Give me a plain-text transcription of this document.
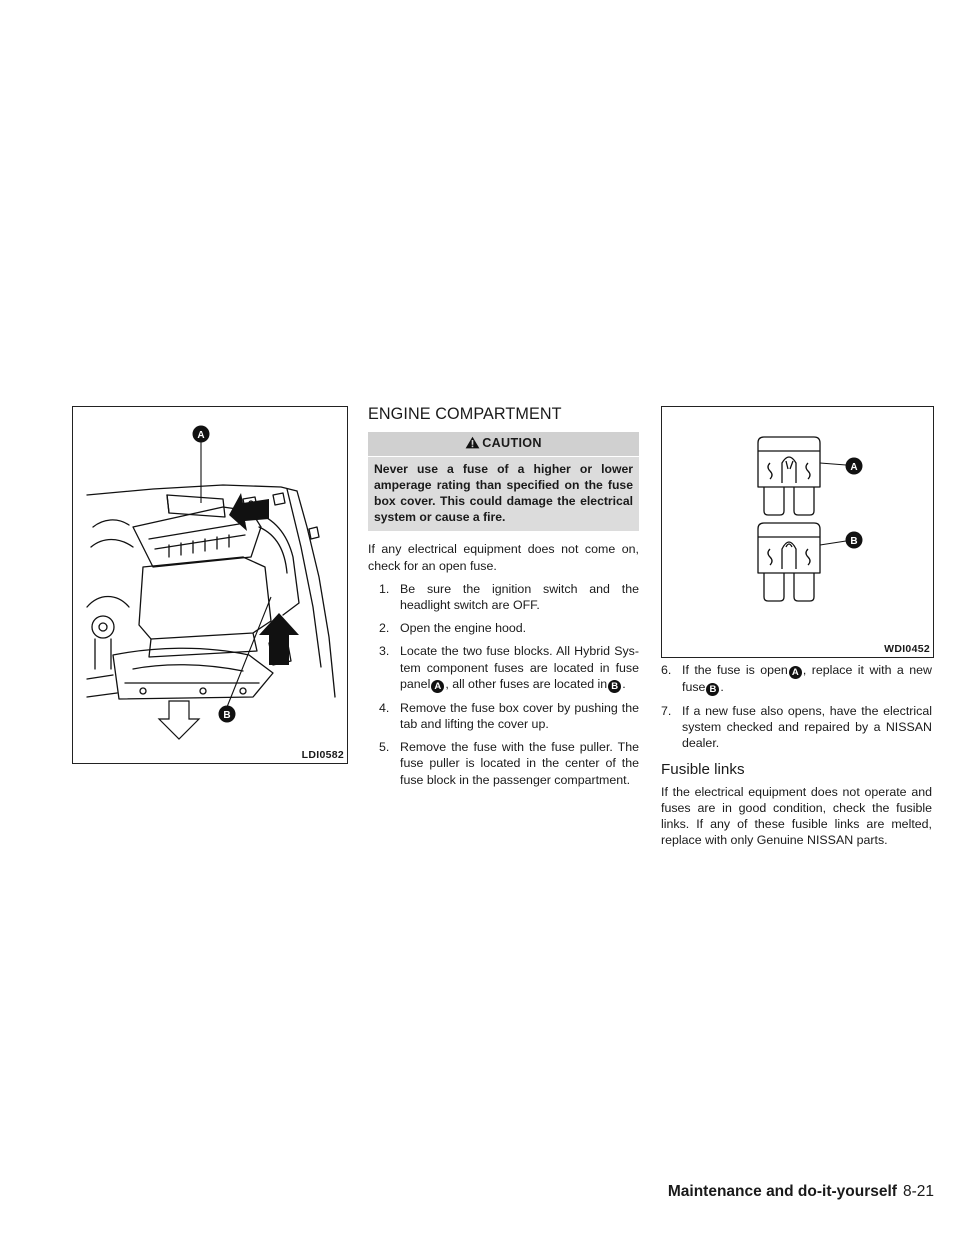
A
B
LDI0582
ENGINE COMPARTMENT
CAUTION
Never use a fuse of a higher or lower amperage rating than specified on the fuse box cover. This could damage the electrical system or cause a fire.

If any electrical equipment does not come on, check for an open fuse.

1. Be sure the ignition switch and the headlight switch are OFF.
2. Open the engine hood.
3. Locate the two fuse blocks. All Hybrid Sys-tem component fuses are located in fuse panel A , all other fuses are located in B .
4. Remove the fuse box cover by pushing the tab and lifting the cover up.
5. Remove the fuse with the fuse puller. The fuse puller is located in the center of the fuse block in the passenger compartment.
A
B
WDI0452
6. If the fuse is open A , replace it with a new fuse B .
7. If a new fuse also opens, have the electrical system checked and repaired by a NISSAN dealer.
Fusible links

If the electrical equipment does not operate and fuses are in good condition, check the fusible links. If any of these fusible links are melted, replace with only Genuine NISSAN parts.

Maintenance and do-it-yourself 8-21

--------

Exercise: List every line above that holds the word "NISSAN".

Correct answer:
7. If a new fuse also opens, have the electrical system checked and repaired by a NISSAN dealer.
If the electrical equipment does not operate and fuses are in good condition, check the fusible links. If any of these fusible links are melted, replace with only Genuine NISSAN parts.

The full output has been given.